[Figure collection entries]
━━━━━━
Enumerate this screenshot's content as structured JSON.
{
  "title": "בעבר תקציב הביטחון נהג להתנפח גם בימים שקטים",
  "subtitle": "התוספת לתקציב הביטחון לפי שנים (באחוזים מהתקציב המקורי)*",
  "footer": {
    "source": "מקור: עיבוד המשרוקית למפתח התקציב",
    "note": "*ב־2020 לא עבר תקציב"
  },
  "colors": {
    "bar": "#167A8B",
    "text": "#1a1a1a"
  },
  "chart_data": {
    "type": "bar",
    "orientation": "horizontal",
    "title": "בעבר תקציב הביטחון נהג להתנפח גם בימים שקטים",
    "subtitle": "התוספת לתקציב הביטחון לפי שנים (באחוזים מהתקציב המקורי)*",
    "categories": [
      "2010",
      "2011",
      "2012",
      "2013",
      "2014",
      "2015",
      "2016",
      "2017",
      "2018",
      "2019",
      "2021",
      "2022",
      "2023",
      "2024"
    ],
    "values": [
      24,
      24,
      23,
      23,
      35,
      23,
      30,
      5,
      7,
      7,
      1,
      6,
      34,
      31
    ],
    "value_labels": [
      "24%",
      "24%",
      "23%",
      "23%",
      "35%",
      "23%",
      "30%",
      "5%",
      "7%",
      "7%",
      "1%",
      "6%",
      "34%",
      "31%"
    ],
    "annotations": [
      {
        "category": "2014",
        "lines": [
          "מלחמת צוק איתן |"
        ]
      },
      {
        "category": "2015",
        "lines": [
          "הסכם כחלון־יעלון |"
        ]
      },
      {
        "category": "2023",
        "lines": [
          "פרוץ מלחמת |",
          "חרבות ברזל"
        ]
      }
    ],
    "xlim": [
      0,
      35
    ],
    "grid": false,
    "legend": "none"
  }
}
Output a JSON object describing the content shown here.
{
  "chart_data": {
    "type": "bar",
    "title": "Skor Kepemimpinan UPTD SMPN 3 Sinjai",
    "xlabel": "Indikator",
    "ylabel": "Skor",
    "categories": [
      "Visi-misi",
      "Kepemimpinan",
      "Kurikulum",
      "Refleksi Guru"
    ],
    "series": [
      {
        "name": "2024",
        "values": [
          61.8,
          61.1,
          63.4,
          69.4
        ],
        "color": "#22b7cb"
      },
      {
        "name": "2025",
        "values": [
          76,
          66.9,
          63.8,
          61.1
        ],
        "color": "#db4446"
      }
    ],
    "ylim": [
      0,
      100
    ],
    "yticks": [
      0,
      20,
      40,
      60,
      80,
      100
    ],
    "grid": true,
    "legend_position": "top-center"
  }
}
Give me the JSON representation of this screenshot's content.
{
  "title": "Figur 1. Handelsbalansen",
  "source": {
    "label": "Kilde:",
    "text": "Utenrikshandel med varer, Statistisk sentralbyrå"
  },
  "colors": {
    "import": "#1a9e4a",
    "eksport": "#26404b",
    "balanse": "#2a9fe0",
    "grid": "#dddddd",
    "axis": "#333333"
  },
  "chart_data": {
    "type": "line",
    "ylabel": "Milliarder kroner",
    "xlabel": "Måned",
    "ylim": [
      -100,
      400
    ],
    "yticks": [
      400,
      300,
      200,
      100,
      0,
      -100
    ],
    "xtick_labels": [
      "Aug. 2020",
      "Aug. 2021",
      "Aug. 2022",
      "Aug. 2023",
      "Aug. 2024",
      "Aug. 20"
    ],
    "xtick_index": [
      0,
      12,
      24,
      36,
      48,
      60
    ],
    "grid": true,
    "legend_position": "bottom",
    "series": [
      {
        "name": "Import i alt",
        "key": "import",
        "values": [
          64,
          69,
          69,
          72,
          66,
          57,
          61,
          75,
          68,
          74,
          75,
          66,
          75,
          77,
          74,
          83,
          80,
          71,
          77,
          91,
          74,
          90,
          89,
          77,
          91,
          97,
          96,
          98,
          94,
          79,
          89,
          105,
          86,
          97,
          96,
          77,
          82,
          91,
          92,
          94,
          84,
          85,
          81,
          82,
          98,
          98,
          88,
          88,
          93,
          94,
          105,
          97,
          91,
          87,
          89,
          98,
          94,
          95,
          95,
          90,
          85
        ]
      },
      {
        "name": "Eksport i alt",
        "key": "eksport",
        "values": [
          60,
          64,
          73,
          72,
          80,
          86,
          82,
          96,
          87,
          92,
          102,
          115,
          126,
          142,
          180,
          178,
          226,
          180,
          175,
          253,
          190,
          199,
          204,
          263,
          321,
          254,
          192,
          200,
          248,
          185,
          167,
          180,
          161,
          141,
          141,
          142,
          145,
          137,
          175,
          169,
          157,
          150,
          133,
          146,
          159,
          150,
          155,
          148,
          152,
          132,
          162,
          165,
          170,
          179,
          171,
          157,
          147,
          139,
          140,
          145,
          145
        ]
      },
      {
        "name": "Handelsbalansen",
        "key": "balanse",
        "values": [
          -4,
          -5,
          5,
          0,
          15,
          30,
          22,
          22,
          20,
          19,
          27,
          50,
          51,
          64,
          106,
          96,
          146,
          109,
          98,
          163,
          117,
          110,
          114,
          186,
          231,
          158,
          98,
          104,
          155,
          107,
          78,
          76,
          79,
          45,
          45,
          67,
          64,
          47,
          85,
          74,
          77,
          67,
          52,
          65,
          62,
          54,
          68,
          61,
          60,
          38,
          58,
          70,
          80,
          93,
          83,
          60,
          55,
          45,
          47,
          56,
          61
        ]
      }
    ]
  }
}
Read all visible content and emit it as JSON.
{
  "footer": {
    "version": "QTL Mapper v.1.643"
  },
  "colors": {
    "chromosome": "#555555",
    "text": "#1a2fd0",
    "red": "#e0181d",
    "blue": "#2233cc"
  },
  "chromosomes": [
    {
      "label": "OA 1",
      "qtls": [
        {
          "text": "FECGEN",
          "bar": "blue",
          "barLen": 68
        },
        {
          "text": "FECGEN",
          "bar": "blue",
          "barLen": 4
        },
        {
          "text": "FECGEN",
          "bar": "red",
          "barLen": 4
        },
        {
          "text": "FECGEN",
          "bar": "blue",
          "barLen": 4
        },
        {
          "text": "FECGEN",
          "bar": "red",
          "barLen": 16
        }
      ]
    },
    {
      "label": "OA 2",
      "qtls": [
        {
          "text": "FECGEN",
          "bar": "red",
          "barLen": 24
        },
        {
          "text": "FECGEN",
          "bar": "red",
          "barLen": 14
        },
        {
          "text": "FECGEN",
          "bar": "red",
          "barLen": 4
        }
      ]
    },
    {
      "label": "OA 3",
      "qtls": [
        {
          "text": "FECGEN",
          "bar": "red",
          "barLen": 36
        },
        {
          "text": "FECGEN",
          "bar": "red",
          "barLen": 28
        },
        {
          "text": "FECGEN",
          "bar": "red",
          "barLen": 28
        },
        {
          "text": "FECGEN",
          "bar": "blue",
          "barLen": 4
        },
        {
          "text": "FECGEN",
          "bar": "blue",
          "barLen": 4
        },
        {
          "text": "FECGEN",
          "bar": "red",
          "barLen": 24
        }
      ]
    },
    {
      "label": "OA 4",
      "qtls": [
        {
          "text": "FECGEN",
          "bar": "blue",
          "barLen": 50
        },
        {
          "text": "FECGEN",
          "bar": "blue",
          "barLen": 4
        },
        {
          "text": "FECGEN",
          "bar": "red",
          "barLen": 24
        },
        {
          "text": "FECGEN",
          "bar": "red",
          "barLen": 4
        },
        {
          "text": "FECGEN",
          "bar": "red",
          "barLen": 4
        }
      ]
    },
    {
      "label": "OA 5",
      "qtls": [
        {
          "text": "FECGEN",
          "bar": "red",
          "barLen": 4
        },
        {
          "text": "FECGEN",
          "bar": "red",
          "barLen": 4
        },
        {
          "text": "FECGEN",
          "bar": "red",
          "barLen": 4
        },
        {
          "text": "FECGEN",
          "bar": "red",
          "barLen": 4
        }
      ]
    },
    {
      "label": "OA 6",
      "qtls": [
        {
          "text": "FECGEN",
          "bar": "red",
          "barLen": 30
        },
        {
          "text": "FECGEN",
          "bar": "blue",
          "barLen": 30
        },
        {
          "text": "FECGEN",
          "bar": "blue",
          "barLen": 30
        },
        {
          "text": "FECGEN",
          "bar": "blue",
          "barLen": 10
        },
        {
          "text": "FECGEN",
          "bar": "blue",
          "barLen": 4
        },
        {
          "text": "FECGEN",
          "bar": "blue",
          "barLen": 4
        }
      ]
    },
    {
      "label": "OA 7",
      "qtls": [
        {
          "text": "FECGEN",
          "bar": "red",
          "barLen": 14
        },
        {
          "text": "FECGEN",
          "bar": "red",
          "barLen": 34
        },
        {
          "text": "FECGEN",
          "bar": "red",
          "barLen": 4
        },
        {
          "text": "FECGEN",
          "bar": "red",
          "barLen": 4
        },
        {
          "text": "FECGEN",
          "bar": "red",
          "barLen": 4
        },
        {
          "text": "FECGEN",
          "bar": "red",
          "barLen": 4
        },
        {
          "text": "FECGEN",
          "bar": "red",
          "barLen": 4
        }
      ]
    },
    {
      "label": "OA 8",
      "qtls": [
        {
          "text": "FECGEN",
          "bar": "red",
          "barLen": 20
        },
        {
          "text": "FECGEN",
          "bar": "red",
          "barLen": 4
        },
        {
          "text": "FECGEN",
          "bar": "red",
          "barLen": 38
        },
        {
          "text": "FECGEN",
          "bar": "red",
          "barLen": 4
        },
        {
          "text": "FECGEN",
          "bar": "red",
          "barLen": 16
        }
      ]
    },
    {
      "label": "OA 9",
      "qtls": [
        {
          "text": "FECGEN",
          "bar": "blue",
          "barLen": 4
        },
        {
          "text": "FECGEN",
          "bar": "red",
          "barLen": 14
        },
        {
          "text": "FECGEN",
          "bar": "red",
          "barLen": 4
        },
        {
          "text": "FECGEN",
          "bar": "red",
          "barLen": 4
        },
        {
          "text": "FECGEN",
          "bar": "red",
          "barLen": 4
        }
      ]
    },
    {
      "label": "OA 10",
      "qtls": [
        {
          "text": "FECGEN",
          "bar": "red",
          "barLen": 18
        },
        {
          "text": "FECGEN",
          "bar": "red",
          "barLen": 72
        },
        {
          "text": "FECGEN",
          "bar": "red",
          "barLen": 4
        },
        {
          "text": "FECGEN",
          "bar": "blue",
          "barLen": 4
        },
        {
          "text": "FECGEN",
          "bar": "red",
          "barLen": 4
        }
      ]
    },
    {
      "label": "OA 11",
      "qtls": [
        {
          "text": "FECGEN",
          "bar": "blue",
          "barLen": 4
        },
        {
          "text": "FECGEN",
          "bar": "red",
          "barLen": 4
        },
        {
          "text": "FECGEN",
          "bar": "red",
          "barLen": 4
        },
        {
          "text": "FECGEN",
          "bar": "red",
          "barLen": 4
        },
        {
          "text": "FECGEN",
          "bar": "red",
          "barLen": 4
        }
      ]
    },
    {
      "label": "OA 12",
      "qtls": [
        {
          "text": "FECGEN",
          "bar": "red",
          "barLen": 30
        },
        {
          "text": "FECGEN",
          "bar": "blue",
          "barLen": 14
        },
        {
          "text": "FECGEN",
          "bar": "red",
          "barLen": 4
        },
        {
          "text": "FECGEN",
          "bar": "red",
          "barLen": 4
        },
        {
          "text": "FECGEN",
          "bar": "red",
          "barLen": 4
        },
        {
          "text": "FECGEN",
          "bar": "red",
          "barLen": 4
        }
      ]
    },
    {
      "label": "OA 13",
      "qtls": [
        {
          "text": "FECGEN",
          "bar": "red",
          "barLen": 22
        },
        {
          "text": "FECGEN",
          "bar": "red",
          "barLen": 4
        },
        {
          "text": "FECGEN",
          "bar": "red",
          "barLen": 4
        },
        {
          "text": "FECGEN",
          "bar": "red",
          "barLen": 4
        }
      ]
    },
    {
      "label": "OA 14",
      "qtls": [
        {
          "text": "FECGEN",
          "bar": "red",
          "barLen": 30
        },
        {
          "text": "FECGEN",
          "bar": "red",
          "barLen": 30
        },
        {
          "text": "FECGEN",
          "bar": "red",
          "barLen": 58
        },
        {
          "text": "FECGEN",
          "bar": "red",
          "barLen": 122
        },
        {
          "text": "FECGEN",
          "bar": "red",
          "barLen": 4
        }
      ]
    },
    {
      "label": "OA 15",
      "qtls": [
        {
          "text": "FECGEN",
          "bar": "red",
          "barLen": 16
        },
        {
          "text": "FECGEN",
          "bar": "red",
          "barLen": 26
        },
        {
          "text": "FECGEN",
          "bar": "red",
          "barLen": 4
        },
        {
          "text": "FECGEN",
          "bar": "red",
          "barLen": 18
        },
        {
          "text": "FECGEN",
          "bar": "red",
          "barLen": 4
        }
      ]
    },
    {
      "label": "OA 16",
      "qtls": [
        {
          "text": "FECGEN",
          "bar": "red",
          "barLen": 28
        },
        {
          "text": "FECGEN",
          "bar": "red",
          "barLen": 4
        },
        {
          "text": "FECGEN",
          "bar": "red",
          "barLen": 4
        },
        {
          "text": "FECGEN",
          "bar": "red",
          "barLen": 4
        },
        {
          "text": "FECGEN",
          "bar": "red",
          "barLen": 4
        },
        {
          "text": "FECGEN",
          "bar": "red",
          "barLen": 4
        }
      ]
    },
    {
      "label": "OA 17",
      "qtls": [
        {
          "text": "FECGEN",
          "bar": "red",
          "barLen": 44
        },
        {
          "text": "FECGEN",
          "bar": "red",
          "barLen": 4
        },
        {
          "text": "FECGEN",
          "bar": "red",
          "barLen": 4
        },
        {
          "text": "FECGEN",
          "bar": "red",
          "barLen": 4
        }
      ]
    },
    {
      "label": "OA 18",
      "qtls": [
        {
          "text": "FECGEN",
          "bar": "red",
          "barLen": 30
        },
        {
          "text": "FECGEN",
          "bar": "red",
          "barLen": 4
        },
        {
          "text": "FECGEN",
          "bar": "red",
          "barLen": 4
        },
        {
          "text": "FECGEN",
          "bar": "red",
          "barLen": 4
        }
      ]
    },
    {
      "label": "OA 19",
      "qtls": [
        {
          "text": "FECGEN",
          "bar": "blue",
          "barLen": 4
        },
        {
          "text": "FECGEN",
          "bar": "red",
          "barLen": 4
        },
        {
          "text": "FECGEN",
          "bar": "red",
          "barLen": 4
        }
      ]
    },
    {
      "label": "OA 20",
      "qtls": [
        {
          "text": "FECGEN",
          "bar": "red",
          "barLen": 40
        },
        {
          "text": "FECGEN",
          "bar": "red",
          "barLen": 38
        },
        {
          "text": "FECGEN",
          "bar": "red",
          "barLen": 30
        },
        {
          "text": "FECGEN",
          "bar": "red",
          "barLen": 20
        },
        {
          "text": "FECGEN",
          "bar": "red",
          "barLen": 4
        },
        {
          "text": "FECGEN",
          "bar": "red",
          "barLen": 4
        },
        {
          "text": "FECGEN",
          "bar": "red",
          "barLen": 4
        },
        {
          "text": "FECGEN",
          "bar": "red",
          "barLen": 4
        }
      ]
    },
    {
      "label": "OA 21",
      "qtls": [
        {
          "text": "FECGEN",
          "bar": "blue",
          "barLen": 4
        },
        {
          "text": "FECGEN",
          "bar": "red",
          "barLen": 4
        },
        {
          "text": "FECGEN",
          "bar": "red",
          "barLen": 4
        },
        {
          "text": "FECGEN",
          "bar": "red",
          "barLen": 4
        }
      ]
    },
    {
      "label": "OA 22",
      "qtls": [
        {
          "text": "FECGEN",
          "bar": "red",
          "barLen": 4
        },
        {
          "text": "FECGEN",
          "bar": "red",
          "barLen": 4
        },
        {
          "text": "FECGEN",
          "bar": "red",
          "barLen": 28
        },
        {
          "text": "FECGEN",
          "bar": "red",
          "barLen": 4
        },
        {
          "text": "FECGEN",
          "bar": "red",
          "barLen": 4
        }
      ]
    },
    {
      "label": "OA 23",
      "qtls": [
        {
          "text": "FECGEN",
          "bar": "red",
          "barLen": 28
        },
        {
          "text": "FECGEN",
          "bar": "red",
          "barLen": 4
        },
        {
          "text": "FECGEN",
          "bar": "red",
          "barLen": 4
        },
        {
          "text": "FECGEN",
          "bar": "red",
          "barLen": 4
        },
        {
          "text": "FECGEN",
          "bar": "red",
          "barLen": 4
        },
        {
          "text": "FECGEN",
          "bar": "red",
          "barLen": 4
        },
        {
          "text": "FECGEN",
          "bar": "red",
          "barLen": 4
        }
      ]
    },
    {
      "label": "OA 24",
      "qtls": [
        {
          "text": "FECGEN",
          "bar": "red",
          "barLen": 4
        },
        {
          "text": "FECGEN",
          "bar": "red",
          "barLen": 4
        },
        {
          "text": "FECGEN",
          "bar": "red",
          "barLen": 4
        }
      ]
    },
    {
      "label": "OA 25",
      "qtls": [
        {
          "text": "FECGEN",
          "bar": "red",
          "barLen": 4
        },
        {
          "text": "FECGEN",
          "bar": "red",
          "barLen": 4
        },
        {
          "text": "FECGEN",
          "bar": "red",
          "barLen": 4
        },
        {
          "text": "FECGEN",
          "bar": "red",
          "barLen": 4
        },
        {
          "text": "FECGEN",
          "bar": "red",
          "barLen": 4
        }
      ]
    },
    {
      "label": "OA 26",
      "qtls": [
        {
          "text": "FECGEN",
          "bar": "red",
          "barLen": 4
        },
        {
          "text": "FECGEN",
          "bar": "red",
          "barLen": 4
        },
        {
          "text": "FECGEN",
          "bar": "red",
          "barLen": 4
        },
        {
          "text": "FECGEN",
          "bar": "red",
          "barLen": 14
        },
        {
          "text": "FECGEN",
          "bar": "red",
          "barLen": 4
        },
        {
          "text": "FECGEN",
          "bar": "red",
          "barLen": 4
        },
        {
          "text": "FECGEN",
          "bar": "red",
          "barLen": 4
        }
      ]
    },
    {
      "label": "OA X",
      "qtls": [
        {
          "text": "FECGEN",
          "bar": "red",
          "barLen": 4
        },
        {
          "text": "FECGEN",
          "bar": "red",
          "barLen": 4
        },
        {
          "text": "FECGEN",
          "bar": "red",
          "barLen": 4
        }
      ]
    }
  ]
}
━━━━━━
# [WHAT YOU WILL DO]
Copy each line in the data that holds the word "בימים".

# [FULL SOLUTION]
  "title": "בעבר תקציב הביטחון נהג להתנפח גם בימים שקטים",
    "title": "בעבר תקציב הביטחון נהג להתנפח גם בימים שקטים",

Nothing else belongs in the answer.